Gather, from the data below, each line in which the word "points" occurs.

Begin

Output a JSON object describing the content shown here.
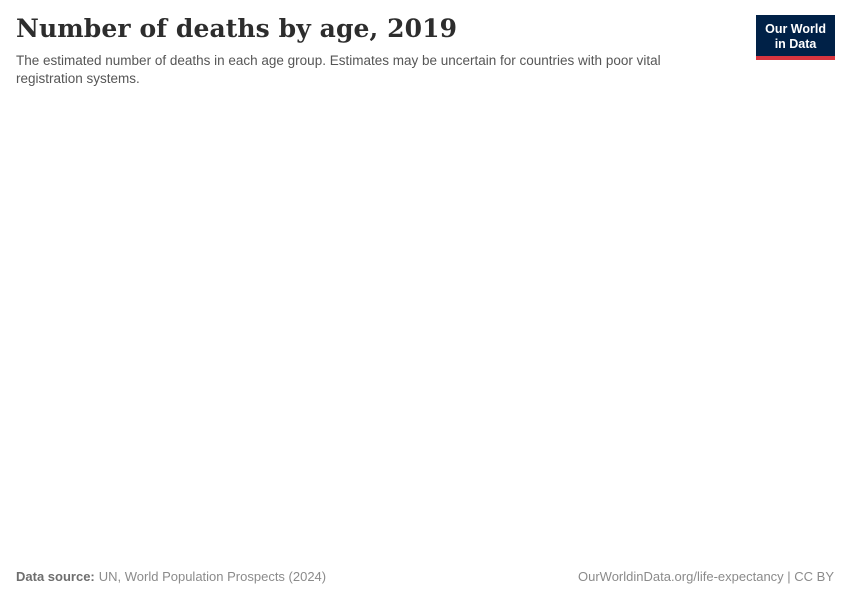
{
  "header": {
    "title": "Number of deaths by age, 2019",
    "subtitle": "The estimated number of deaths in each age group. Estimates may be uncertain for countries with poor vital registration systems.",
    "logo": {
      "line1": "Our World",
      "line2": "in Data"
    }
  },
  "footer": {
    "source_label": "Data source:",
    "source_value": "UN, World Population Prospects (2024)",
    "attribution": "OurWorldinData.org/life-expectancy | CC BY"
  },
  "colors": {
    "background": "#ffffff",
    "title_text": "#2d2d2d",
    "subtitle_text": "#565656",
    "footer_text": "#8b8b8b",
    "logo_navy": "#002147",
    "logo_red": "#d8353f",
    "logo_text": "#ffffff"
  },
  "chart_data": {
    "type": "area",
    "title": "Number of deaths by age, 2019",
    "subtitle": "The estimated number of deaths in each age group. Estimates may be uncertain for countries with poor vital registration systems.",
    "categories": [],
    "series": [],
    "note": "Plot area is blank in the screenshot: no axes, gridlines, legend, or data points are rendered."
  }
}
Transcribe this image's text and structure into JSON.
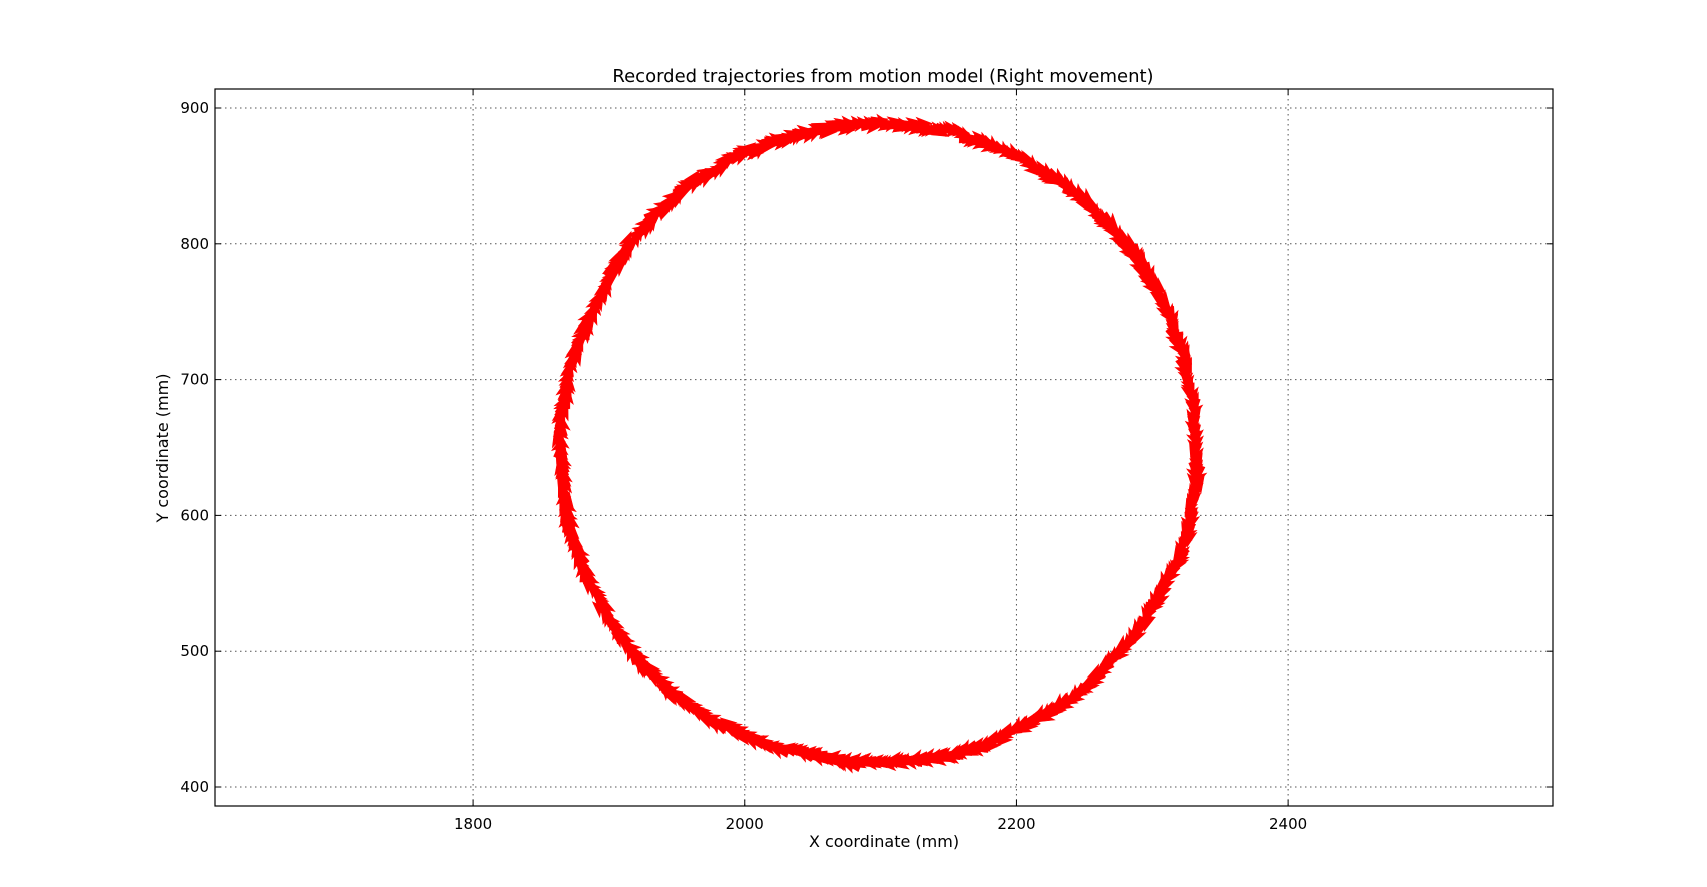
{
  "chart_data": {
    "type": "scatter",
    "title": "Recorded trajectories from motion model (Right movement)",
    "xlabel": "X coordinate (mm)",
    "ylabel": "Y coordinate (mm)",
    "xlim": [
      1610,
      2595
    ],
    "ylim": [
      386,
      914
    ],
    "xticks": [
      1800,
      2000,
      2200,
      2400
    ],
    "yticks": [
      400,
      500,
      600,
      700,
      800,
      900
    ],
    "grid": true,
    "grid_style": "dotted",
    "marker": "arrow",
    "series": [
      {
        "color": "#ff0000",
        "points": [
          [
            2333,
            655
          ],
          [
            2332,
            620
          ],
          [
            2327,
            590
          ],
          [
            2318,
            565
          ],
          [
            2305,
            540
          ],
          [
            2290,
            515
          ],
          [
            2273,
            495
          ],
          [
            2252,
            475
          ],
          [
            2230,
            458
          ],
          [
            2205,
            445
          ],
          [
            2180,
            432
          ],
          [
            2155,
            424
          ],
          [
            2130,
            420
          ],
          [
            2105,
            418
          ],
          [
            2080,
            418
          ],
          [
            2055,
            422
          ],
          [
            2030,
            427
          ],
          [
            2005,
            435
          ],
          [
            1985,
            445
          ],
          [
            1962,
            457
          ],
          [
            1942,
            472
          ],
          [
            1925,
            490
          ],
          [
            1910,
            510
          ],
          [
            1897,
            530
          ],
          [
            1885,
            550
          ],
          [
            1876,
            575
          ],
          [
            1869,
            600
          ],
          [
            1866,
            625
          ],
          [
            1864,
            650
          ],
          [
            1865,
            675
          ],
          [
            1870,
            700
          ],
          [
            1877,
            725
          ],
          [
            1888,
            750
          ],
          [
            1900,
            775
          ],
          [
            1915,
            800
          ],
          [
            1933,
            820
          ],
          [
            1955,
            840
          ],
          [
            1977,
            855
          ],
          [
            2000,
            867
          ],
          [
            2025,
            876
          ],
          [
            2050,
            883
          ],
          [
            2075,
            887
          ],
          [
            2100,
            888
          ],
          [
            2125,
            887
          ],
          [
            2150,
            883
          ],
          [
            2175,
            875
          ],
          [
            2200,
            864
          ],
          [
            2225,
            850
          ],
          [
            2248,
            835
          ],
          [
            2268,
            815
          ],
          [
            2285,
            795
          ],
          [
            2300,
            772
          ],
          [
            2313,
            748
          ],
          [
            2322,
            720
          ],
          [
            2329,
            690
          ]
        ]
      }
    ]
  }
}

End
Begin

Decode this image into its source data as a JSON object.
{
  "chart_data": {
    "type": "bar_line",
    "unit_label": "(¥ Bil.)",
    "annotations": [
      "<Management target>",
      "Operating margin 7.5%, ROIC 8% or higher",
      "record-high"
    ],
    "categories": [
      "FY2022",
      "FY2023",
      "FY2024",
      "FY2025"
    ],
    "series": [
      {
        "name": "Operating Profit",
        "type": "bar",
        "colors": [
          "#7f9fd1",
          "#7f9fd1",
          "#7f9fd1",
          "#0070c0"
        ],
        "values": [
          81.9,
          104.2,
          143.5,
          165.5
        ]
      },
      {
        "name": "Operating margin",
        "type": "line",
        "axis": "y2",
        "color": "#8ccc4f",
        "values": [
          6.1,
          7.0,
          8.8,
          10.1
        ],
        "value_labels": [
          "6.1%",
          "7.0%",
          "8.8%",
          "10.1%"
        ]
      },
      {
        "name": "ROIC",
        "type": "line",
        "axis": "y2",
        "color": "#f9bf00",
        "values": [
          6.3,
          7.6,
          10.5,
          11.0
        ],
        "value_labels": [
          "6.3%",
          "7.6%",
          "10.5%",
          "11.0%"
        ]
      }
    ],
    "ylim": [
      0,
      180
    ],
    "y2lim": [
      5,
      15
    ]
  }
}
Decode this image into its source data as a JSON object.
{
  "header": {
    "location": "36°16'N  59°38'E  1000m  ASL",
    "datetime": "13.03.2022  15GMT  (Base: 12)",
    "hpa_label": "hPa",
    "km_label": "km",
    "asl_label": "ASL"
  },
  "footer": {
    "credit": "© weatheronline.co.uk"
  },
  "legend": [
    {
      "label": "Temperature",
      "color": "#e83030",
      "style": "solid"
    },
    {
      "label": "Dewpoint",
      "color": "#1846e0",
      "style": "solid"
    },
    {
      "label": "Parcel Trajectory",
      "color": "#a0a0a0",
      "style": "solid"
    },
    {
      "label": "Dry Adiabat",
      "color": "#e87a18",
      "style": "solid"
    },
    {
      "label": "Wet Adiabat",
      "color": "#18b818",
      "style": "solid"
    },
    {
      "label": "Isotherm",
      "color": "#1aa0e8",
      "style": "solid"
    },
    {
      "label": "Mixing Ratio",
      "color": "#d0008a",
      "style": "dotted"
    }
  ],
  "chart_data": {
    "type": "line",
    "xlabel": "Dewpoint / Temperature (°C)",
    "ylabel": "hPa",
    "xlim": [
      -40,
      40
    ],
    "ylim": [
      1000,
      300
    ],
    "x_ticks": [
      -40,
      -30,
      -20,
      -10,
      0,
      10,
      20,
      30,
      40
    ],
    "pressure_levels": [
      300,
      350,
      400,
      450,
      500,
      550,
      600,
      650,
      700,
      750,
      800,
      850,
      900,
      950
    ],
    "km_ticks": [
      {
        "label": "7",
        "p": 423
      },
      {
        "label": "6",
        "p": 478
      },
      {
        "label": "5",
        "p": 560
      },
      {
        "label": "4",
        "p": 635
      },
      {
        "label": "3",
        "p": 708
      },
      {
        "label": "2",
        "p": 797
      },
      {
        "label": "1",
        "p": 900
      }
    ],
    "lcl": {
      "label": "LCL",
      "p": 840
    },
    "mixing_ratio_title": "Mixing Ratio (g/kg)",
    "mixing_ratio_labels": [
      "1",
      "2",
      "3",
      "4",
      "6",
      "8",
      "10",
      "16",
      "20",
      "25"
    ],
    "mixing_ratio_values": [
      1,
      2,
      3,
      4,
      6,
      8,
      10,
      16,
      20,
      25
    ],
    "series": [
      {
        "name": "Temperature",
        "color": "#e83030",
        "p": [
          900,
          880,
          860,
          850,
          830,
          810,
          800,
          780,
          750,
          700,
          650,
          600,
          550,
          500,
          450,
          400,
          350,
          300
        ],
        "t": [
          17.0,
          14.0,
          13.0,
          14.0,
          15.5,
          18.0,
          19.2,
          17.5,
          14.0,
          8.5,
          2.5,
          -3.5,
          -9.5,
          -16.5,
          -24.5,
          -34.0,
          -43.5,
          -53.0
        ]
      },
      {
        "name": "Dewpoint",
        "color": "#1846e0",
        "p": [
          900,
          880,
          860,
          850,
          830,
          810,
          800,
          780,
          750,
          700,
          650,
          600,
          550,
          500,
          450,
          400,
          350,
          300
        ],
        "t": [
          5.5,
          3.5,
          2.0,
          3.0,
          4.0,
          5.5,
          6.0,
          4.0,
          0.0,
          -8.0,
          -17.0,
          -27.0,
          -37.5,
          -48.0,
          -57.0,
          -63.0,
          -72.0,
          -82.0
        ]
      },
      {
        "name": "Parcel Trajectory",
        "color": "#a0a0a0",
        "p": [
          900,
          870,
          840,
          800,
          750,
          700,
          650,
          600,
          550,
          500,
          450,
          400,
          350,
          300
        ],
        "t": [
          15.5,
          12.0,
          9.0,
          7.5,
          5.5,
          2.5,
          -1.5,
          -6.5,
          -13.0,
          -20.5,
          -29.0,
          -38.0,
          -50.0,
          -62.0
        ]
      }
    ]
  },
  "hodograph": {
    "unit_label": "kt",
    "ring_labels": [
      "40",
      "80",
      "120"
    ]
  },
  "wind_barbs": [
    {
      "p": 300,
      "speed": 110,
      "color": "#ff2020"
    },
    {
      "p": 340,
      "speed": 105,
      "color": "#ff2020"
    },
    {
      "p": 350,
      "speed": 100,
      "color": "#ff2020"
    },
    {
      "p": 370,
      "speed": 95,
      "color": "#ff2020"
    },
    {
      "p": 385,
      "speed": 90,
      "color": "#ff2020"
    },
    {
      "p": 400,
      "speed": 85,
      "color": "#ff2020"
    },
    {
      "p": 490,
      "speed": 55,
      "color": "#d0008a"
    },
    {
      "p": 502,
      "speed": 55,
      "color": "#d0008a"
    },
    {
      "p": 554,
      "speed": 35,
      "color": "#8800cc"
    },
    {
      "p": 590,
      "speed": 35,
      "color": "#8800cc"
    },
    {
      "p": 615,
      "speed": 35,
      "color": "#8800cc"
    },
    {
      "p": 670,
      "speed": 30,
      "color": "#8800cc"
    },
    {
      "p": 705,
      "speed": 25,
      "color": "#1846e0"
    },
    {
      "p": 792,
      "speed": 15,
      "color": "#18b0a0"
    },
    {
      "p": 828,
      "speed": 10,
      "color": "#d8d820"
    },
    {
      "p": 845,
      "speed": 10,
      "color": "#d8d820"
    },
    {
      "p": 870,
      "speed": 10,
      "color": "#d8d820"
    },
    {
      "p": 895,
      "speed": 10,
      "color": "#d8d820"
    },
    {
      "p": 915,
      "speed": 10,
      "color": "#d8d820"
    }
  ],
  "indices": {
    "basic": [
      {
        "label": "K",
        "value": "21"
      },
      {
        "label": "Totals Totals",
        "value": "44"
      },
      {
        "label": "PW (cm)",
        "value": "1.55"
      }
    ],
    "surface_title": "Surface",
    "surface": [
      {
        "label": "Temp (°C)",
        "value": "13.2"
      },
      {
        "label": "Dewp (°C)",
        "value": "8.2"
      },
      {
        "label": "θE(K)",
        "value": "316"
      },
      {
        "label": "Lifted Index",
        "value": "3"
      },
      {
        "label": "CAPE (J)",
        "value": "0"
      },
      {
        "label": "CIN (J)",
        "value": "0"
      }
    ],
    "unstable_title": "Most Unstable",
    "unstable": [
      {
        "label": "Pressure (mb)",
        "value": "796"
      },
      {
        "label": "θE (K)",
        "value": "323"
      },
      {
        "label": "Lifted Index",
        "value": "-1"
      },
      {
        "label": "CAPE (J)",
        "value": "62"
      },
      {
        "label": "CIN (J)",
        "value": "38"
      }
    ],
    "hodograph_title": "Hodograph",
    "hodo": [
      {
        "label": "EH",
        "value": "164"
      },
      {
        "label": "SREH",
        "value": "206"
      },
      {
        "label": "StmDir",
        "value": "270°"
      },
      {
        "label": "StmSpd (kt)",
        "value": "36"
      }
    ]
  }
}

End

▶ **COMPLETED EXERCISE**:
    "note": "Plot area is blank in the screenshot: no axes, gridlines, legend, or data points are rendered."
        "points": [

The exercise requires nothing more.